-- Begin --

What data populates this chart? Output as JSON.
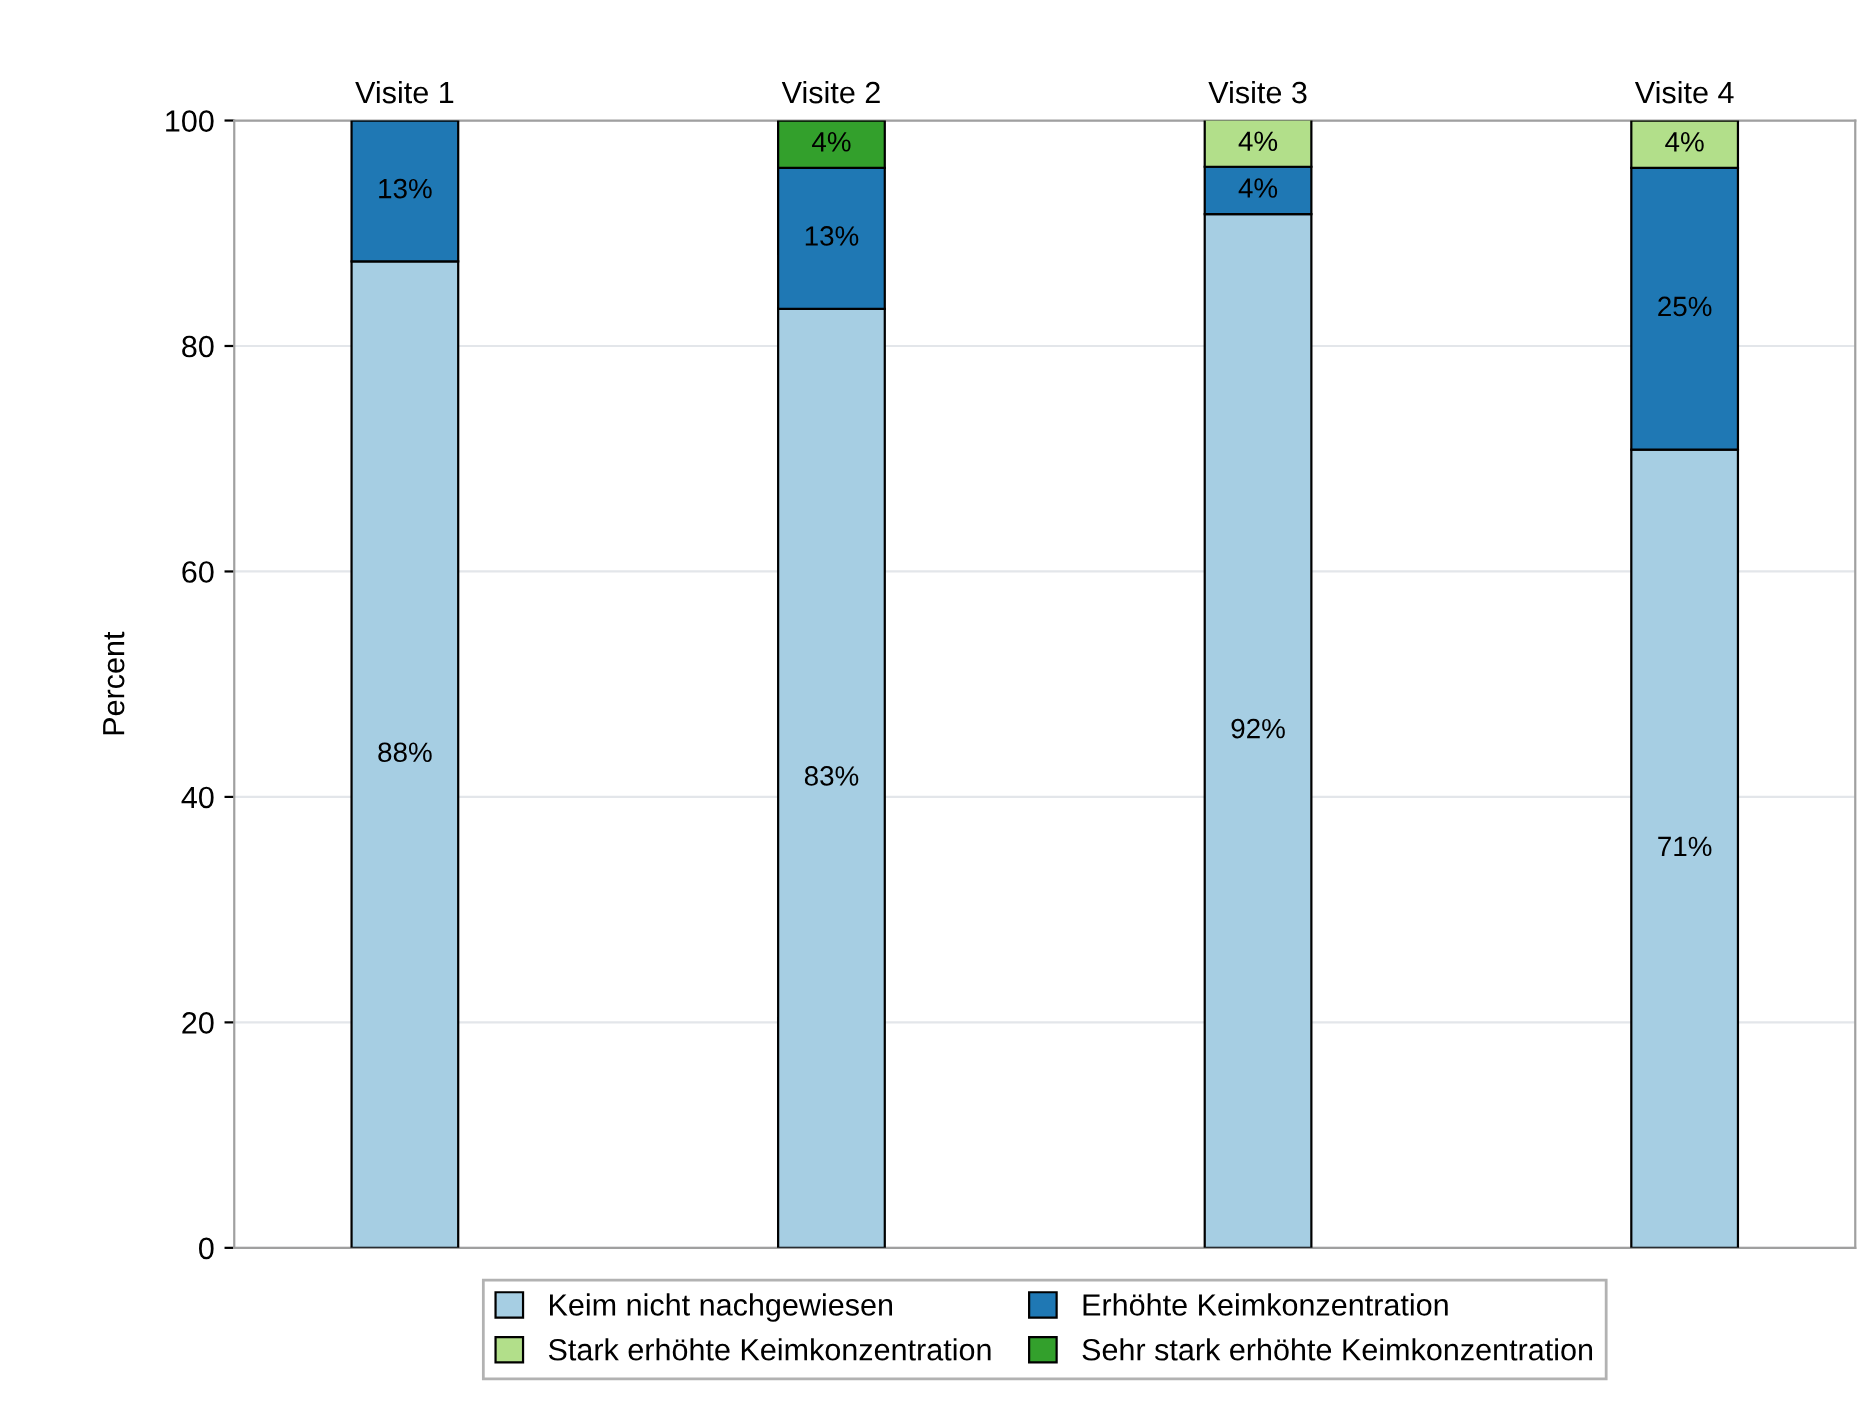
{
  "chart_data": {
    "type": "bar",
    "stacked": true,
    "categories": [
      "Visite 1",
      "Visite 2",
      "Visite 3",
      "Visite 4"
    ],
    "ylabel": "Percent",
    "ylim": [
      0,
      100
    ],
    "yticks": [
      0,
      20,
      40,
      60,
      80,
      100
    ],
    "grid": "y",
    "legend": "bottom",
    "series": [
      {
        "name": "Keim nicht nachgewiesen",
        "color": "#a6cee3",
        "values": [
          87.5,
          83.3,
          91.7,
          70.8
        ],
        "value_labels": [
          "88%",
          "83%",
          "92%",
          "71%"
        ]
      },
      {
        "name": "Erhöhte Keimkonzentration",
        "color": "#1f78b4",
        "values": [
          12.5,
          12.5,
          4.2,
          25
        ],
        "value_labels": [
          "13%",
          "13%",
          "4%",
          "25%"
        ]
      },
      {
        "name": "Stark erhöhte Keimkonzentration",
        "color": "#b2df8a",
        "values": [
          null,
          null,
          4.2,
          4.2
        ],
        "value_labels": [
          null,
          null,
          "4%",
          "4%"
        ]
      },
      {
        "name": "Sehr stark erhöhte Keimkonzentration",
        "color": "#33a02c",
        "values": [
          null,
          4.2,
          null,
          null
        ],
        "value_labels": [
          null,
          "4%",
          null,
          null
        ]
      }
    ]
  }
}
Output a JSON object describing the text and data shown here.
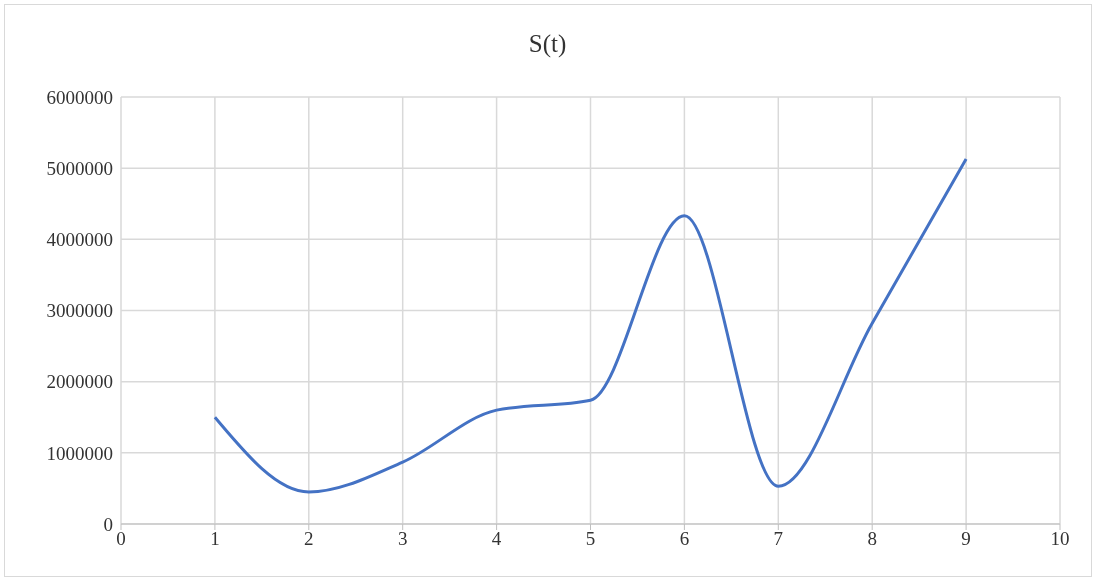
{
  "chart_data": {
    "type": "line",
    "title": "S(t)",
    "x": [
      1,
      2,
      3,
      4,
      5,
      6,
      7,
      8,
      9
    ],
    "series": [
      {
        "color": "#4472c4",
        "values": [
          1500000,
          450000,
          870000,
          1600000,
          1740000,
          4330000,
          530000,
          2820000,
          5130000
        ]
      }
    ],
    "xlim": [
      0,
      10
    ],
    "xticks": [
      0,
      1,
      2,
      3,
      4,
      5,
      6,
      7,
      8,
      9,
      10
    ],
    "ylim": [
      0,
      6000000
    ],
    "yticks": [
      0,
      1000000,
      2000000,
      3000000,
      4000000,
      5000000,
      6000000
    ],
    "grid": true,
    "legend": false,
    "marker": "none",
    "line_style": "solid"
  }
}
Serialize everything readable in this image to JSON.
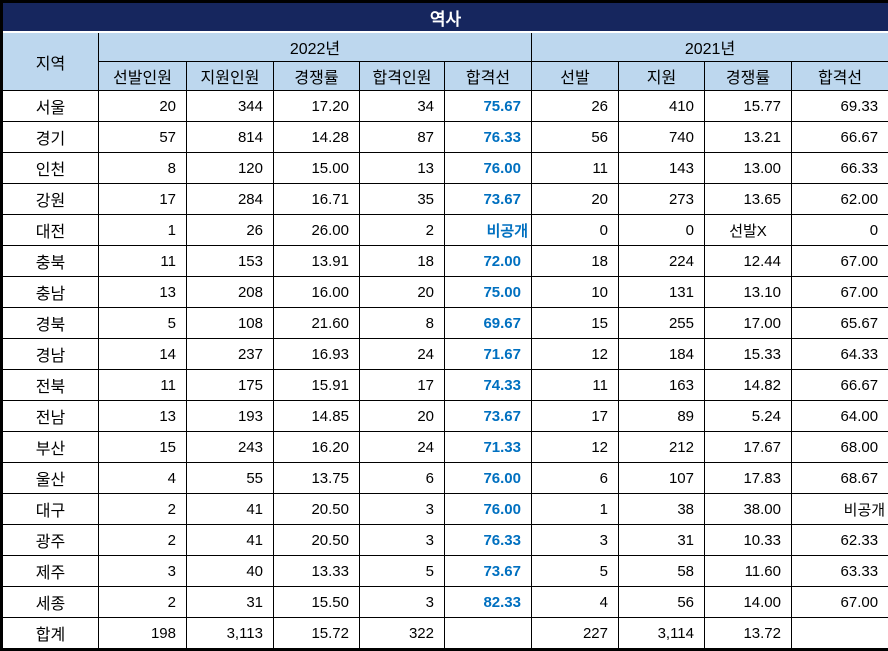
{
  "colors": {
    "title_bg": "#16265E",
    "title_fg": "#FFFFFF",
    "header_bg": "#BDD7EE",
    "cutoff_2022_text": "#0070C0",
    "border": "#000000"
  },
  "chart_data": {
    "type": "table",
    "title": "역사",
    "region_header": "지역",
    "col_groups": [
      {
        "label": "2022년",
        "columns": [
          "선발인원",
          "지원인원",
          "경쟁률",
          "합격인원",
          "합격선"
        ]
      },
      {
        "label": "2021년",
        "columns": [
          "선발",
          "지원",
          "경쟁률",
          "합격선"
        ]
      }
    ],
    "rows": [
      {
        "region": "서울",
        "cells": [
          "20",
          "344",
          "17.20",
          "34",
          "75.67",
          "26",
          "410",
          "15.77",
          "69.33"
        ]
      },
      {
        "region": "경기",
        "cells": [
          "57",
          "814",
          "14.28",
          "87",
          "76.33",
          "56",
          "740",
          "13.21",
          "66.67"
        ]
      },
      {
        "region": "인천",
        "cells": [
          "8",
          "120",
          "15.00",
          "13",
          "76.00",
          "11",
          "143",
          "13.00",
          "66.33"
        ]
      },
      {
        "region": "강원",
        "cells": [
          "17",
          "284",
          "16.71",
          "35",
          "73.67",
          "20",
          "273",
          "13.65",
          "62.00"
        ]
      },
      {
        "region": "대전",
        "cells": [
          "1",
          "26",
          "26.00",
          "2",
          "비공개",
          "0",
          "0",
          "선발X",
          "0"
        ]
      },
      {
        "region": "충북",
        "cells": [
          "11",
          "153",
          "13.91",
          "18",
          "72.00",
          "18",
          "224",
          "12.44",
          "67.00"
        ]
      },
      {
        "region": "충남",
        "cells": [
          "13",
          "208",
          "16.00",
          "20",
          "75.00",
          "10",
          "131",
          "13.10",
          "67.00"
        ]
      },
      {
        "region": "경북",
        "cells": [
          "5",
          "108",
          "21.60",
          "8",
          "69.67",
          "15",
          "255",
          "17.00",
          "65.67"
        ]
      },
      {
        "region": "경남",
        "cells": [
          "14",
          "237",
          "16.93",
          "24",
          "71.67",
          "12",
          "184",
          "15.33",
          "64.33"
        ]
      },
      {
        "region": "전북",
        "cells": [
          "11",
          "175",
          "15.91",
          "17",
          "74.33",
          "11",
          "163",
          "14.82",
          "66.67"
        ]
      },
      {
        "region": "전남",
        "cells": [
          "13",
          "193",
          "14.85",
          "20",
          "73.67",
          "17",
          "89",
          "5.24",
          "64.00"
        ]
      },
      {
        "region": "부산",
        "cells": [
          "15",
          "243",
          "16.20",
          "24",
          "71.33",
          "12",
          "212",
          "17.67",
          "68.00"
        ]
      },
      {
        "region": "울산",
        "cells": [
          "4",
          "55",
          "13.75",
          "6",
          "76.00",
          "6",
          "107",
          "17.83",
          "68.67"
        ]
      },
      {
        "region": "대구",
        "cells": [
          "2",
          "41",
          "20.50",
          "3",
          "76.00",
          "1",
          "38",
          "38.00",
          "비공개"
        ]
      },
      {
        "region": "광주",
        "cells": [
          "2",
          "41",
          "20.50",
          "3",
          "76.33",
          "3",
          "31",
          "10.33",
          "62.33"
        ]
      },
      {
        "region": "제주",
        "cells": [
          "3",
          "40",
          "13.33",
          "5",
          "73.67",
          "5",
          "58",
          "11.60",
          "63.33"
        ]
      },
      {
        "region": "세종",
        "cells": [
          "2",
          "31",
          "15.50",
          "3",
          "82.33",
          "4",
          "56",
          "14.00",
          "67.00"
        ]
      },
      {
        "region": "합계",
        "cells": [
          "198",
          "3,113",
          "15.72",
          "322",
          "",
          "227",
          "3,114",
          "13.72",
          ""
        ]
      }
    ]
  }
}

-- End --

DIRECTIVE: Retype the records exactly. Any image in them should not appear in what you write.

COMPLETE ANSWER:
What data populates this chart? Output as JSON.
{
  "chart_data": {
    "type": "bar",
    "stacked": true,
    "categories": [
      "Visite 1",
      "Visite 2",
      "Visite 3",
      "Visite 4"
    ],
    "ylabel": "Percent",
    "ylim": [
      0,
      100
    ],
    "yticks": [
      0,
      20,
      40,
      60,
      80,
      100
    ],
    "grid": "y",
    "legend": "bottom",
    "series": [
      {
        "name": "Keim nicht nachgewiesen",
        "color": "#a6cee3",
        "values": [
          87.5,
          83.3,
          91.7,
          70.8
        ],
        "value_labels": [
          "88%",
          "83%",
          "92%",
          "71%"
        ]
      },
      {
        "name": "Erhöhte Keimkonzentration",
        "color": "#1f78b4",
        "values": [
          12.5,
          12.5,
          4.2,
          25
        ],
        "value_labels": [
          "13%",
          "13%",
          "4%",
          "25%"
        ]
      },
      {
        "name": "Stark erhöhte Keimkonzentration",
        "color": "#b2df8a",
        "values": [
          null,
          null,
          4.2,
          4.2
        ],
        "value_labels": [
          null,
          null,
          "4%",
          "4%"
        ]
      },
      {
        "name": "Sehr stark erhöhte Keimkonzentration",
        "color": "#33a02c",
        "values": [
          null,
          4.2,
          null,
          null
        ],
        "value_labels": [
          null,
          "4%",
          null,
          null
        ]
      }
    ]
  }
}
Output a JSON object describing the text and data shown here.
{
  "chart_data": {
    "type": "line",
    "title": "S(t)",
    "x": [
      1,
      2,
      3,
      4,
      5,
      6,
      7,
      8,
      9
    ],
    "series": [
      {
        "color": "#4472c4",
        "values": [
          1500000,
          450000,
          870000,
          1600000,
          1740000,
          4330000,
          530000,
          2820000,
          5130000
        ]
      }
    ],
    "xlim": [
      0,
      10
    ],
    "xticks": [
      0,
      1,
      2,
      3,
      4,
      5,
      6,
      7,
      8,
      9,
      10
    ],
    "ylim": [
      0,
      6000000
    ],
    "yticks": [
      0,
      1000000,
      2000000,
      3000000,
      4000000,
      5000000,
      6000000
    ],
    "grid": true,
    "legend": false,
    "marker": "none",
    "line_style": "solid"
  }
}
Serialize everything readable in this image to JSON.
{
  "colors": {
    "title_bg": "#16265E",
    "title_fg": "#FFFFFF",
    "header_bg": "#BDD7EE",
    "cutoff_2022_text": "#0070C0",
    "border": "#000000"
  },
  "chart_data": {
    "type": "table",
    "title": "역사",
    "region_header": "지역",
    "col_groups": [
      {
        "label": "2022년",
        "columns": [
          "선발인원",
          "지원인원",
          "경쟁률",
          "합격인원",
          "합격선"
        ]
      },
      {
        "label": "2021년",
        "columns": [
          "선발",
          "지원",
          "경쟁률",
          "합격선"
        ]
      }
    ],
    "rows": [
      {
        "region": "서울",
        "cells": [
          "20",
          "344",
          "17.20",
          "34",
          "75.67",
          "26",
          "410",
          "15.77",
          "69.33"
        ]
      },
      {
        "region": "경기",
        "cells": [
          "57",
          "814",
          "14.28",
          "87",
          "76.33",
          "56",
          "740",
          "13.21",
          "66.67"
        ]
      },
      {
        "region": "인천",
        "cells": [
          "8",
          "120",
          "15.00",
          "13",
          "76.00",
          "11",
          "143",
          "13.00",
          "66.33"
        ]
      },
      {
        "region": "강원",
        "cells": [
          "17",
          "284",
          "16.71",
          "35",
          "73.67",
          "20",
          "273",
          "13.65",
          "62.00"
        ]
      },
      {
        "region": "대전",
        "cells": [
          "1",
          "26",
          "26.00",
          "2",
          "비공개",
          "0",
          "0",
          "선발X",
          "0"
        ]
      },
      {
        "region": "충북",
        "cells": [
          "11",
          "153",
          "13.91",
          "18",
          "72.00",
          "18",
          "224",
          "12.44",
          "67.00"
        ]
      },
      {
        "region": "충남",
        "cells": [
          "13",
          "208",
          "16.00",
          "20",
          "75.00",
          "10",
          "131",
          "13.10",
          "67.00"
        ]
      },
      {
        "region": "경북",
        "cells": [
          "5",
          "108",
          "21.60",
          "8",
          "69.67",
          "15",
          "255",
          "17.00",
          "65.67"
        ]
      },
      {
        "region": "경남",
        "cells": [
          "14",
          "237",
          "16.93",
          "24",
          "71.67",
          "12",
          "184",
          "15.33",
          "64.33"
        ]
      },
      {
        "region": "전북",
        "cells": [
          "11",
          "175",
          "15.91",
          "17",
          "74.33",
          "11",
          "163",
          "14.82",
          "66.67"
        ]
      },
      {
        "region": "전남",
        "cells": [
          "13",
          "193",
          "14.85",
          "20",
          "73.67",
          "17",
          "89",
          "5.24",
          "64.00"
        ]
      },
      {
        "region": "부산",
        "cells": [
          "15",
          "243",
          "16.20",
          "24",
          "71.33",
          "12",
          "212",
          "17.67",
          "68.00"
        ]
      },
      {
        "region": "울산",
        "cells": [
          "4",
          "55",
          "13.75",
          "6",
          "76.00",
          "6",
          "107",
          "17.83",
          "68.67"
        ]
      },
      {
        "region": "대구",
        "cells": [
          "2",
          "41",
          "20.50",
          "3",
          "76.00",
          "1",
          "38",
          "38.00",
          "비공개"
        ]
      },
      {
        "region": "광주",
        "cells": [
          "2",
          "41",
          "20.50",
          "3",
          "76.33",
          "3",
          "31",
          "10.33",
          "62.33"
        ]
      },
      {
        "region": "제주",
        "cells": [
          "3",
          "40",
          "13.33",
          "5",
          "73.67",
          "5",
          "58",
          "11.60",
          "63.33"
        ]
      },
      {
        "region": "세종",
        "cells": [
          "2",
          "31",
          "15.50",
          "3",
          "82.33",
          "4",
          "56",
          "14.00",
          "67.00"
        ]
      },
      {
        "region": "합계",
        "cells": [
          "198",
          "3,113",
          "15.72",
          "322",
          "",
          "227",
          "3,114",
          "13.72",
          ""
        ]
      }
    ]
  }
}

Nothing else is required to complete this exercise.